• Data for this task:
— Start —
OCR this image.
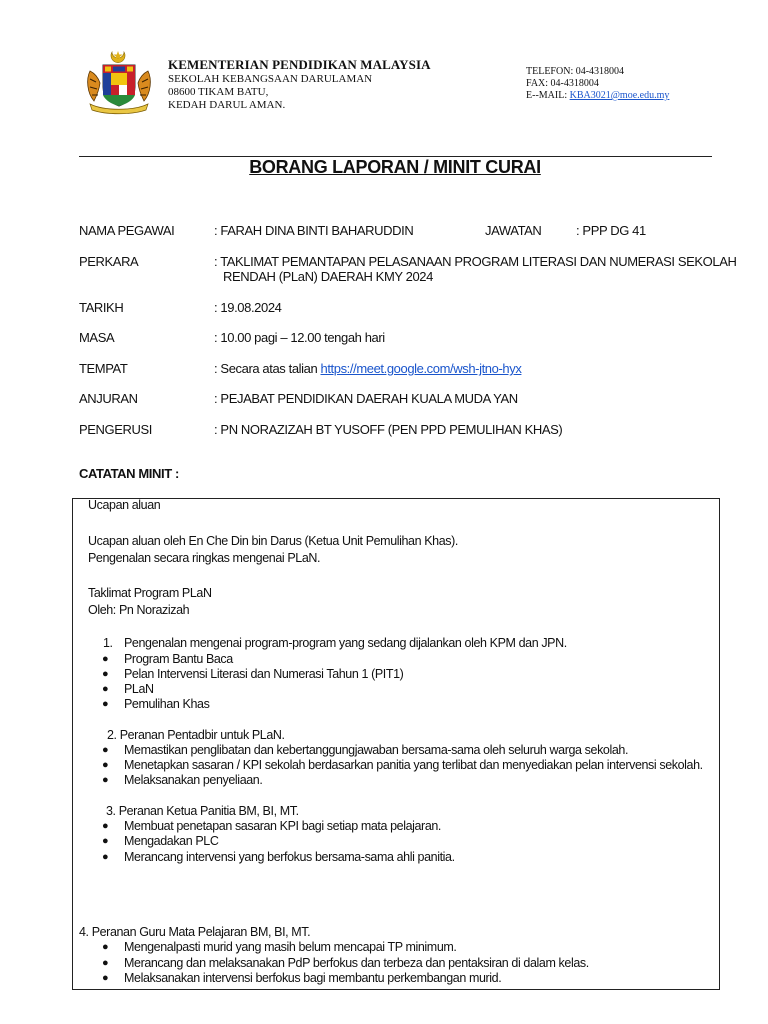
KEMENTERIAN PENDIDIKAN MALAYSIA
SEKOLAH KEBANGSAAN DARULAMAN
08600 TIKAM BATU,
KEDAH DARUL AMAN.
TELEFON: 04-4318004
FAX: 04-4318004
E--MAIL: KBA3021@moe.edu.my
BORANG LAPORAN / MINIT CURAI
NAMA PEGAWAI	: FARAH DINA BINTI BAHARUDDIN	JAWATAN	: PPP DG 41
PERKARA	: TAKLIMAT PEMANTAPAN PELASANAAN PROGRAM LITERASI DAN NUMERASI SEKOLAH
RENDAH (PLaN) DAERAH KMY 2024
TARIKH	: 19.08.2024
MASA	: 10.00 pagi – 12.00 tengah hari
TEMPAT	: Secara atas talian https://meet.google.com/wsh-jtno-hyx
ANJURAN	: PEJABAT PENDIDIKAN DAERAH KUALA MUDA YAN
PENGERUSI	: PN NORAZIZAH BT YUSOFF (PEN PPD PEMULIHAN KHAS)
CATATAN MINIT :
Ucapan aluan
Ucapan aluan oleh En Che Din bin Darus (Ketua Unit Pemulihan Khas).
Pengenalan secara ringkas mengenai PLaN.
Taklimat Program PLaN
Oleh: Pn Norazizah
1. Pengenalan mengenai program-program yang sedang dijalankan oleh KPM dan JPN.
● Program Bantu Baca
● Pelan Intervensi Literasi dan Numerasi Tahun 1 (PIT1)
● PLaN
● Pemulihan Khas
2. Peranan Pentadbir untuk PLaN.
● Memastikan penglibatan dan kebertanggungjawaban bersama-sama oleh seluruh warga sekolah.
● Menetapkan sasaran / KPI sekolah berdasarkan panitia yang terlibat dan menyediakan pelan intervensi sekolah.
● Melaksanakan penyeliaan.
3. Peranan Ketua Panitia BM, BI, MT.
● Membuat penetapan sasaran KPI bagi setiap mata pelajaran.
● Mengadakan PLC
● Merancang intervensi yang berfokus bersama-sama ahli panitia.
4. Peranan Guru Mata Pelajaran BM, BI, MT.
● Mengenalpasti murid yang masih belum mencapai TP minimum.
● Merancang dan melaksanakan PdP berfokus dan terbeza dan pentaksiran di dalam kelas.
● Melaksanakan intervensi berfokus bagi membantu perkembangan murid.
— End —
Find each line holding the word "bersama" and copy it.

● Memastikan penglibatan dan kebertanggungjawaban bersama-sama oleh seluruh warga sekolah.
● Merancang intervensi yang berfokus bersama-sama ahli panitia.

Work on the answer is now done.